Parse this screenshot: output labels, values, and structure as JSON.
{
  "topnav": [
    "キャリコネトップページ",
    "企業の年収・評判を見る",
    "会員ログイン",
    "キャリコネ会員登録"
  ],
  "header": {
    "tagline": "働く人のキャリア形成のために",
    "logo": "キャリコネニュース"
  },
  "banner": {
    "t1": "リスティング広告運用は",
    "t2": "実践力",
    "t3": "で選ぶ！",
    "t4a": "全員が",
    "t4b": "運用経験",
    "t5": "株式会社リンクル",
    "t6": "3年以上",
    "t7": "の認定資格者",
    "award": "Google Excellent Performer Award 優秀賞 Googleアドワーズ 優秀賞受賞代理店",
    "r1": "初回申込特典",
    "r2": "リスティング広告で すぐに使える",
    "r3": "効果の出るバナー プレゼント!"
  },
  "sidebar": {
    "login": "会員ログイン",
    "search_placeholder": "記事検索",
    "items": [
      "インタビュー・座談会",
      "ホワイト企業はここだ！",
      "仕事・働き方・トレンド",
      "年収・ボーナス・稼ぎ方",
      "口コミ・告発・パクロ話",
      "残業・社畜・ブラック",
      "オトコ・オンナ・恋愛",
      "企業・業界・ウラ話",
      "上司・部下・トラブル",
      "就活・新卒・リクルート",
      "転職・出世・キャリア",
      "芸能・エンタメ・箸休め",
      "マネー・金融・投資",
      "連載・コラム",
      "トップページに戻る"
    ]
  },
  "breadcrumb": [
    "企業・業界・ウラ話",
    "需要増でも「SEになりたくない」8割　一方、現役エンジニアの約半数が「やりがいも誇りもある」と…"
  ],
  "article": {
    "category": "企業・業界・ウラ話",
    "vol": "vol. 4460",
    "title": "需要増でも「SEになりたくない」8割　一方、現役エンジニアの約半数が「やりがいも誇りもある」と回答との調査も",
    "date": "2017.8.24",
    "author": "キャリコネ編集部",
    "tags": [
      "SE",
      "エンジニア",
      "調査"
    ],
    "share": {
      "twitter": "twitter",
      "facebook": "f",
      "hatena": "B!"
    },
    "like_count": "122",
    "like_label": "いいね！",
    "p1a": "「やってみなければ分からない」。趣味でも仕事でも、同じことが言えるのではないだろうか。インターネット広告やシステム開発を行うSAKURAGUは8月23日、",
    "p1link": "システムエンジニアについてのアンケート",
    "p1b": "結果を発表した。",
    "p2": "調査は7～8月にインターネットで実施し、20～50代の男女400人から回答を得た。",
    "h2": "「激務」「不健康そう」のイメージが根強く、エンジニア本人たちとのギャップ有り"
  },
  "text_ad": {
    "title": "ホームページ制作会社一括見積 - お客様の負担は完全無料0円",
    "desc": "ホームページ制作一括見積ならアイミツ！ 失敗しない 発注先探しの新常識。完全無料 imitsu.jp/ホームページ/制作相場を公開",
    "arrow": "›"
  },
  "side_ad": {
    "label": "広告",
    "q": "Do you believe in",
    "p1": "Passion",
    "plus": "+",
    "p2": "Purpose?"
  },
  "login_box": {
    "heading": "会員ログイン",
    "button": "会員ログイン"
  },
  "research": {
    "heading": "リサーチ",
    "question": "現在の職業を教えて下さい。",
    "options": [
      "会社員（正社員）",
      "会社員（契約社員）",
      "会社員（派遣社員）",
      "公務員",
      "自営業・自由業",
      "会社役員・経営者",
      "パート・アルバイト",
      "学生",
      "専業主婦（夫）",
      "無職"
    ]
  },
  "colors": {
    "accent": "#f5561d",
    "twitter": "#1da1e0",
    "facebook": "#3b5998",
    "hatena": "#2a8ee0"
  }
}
---*---
** Set task **
Repeat the entries above exactly, leaving nothing out.

** Correct output **
Parse this screenshot: output labels, values, and structure as JSON.
{
  "topnav": [
    "キャリコネトップページ",
    "企業の年収・評判を見る",
    "会員ログイン",
    "キャリコネ会員登録"
  ],
  "header": {
    "tagline": "働く人のキャリア形成のために",
    "logo": "キャリコネニュース"
  },
  "banner": {
    "t1": "リスティング広告運用は",
    "t2": "実践力",
    "t3": "で選ぶ！",
    "t4a": "全員が",
    "t4b": "運用経験",
    "t5": "株式会社リンクル",
    "t6": "3年以上",
    "t7": "の認定資格者",
    "award": "Google Excellent Performer Award 優秀賞 Googleアドワーズ 優秀賞受賞代理店",
    "r1": "初回申込特典",
    "r2": "リスティング広告で すぐに使える",
    "r3": "効果の出るバナー プレゼント!"
  },
  "sidebar": {
    "login": "会員ログイン",
    "search_placeholder": "記事検索",
    "items": [
      "インタビュー・座談会",
      "ホワイト企業はここだ！",
      "仕事・働き方・トレンド",
      "年収・ボーナス・稼ぎ方",
      "口コミ・告発・パクロ話",
      "残業・社畜・ブラック",
      "オトコ・オンナ・恋愛",
      "企業・業界・ウラ話",
      "上司・部下・トラブル",
      "就活・新卒・リクルート",
      "転職・出世・キャリア",
      "芸能・エンタメ・箸休め",
      "マネー・金融・投資",
      "連載・コラム",
      "トップページに戻る"
    ]
  },
  "breadcrumb": [
    "企業・業界・ウラ話",
    "需要増でも「SEになりたくない」8割　一方、現役エンジニアの約半数が「やりがいも誇りもある」と…"
  ],
  "article": {
    "category": "企業・業界・ウラ話",
    "vol": "vol. 4460",
    "title": "需要増でも「SEになりたくない」8割　一方、現役エンジニアの約半数が「やりがいも誇りもある」と回答との調査も",
    "date": "2017.8.24",
    "author": "キャリコネ編集部",
    "tags": [
      "SE",
      "エンジニア",
      "調査"
    ],
    "share": {
      "twitter": "twitter",
      "facebook": "f",
      "hatena": "B!"
    },
    "like_count": "122",
    "like_label": "いいね！",
    "p1a": "「やってみなければ分からない」。趣味でも仕事でも、同じことが言えるのではないだろうか。インターネット広告やシステム開発を行うSAKURAGUは8月23日、",
    "p1link": "システムエンジニアについてのアンケート",
    "p1b": "結果を発表した。",
    "p2": "調査は7～8月にインターネットで実施し、20～50代の男女400人から回答を得た。",
    "h2": "「激務」「不健康そう」のイメージが根強く、エンジニア本人たちとのギャップ有り"
  },
  "text_ad": {
    "title": "ホームページ制作会社一括見積 - お客様の負担は完全無料0円",
    "desc": "ホームページ制作一括見積ならアイミツ！ 失敗しない 発注先探しの新常識。完全無料 imitsu.jp/ホームページ/制作相場を公開",
    "arrow": "›"
  },
  "side_ad": {
    "label": "広告",
    "q": "Do you believe in",
    "p1": "Passion",
    "plus": "+",
    "p2": "Purpose?"
  },
  "login_box": {
    "heading": "会員ログイン",
    "button": "会員ログイン"
  },
  "research": {
    "heading": "リサーチ",
    "question": "現在の職業を教えて下さい。",
    "options": [
      "会社員（正社員）",
      "会社員（契約社員）",
      "会社員（派遣社員）",
      "公務員",
      "自営業・自由業",
      "会社役員・経営者",
      "パート・アルバイト",
      "学生",
      "専業主婦（夫）",
      "無職"
    ]
  },
  "colors": {
    "accent": "#f5561d",
    "twitter": "#1da1e0",
    "facebook": "#3b5998",
    "hatena": "#2a8ee0"
  }
}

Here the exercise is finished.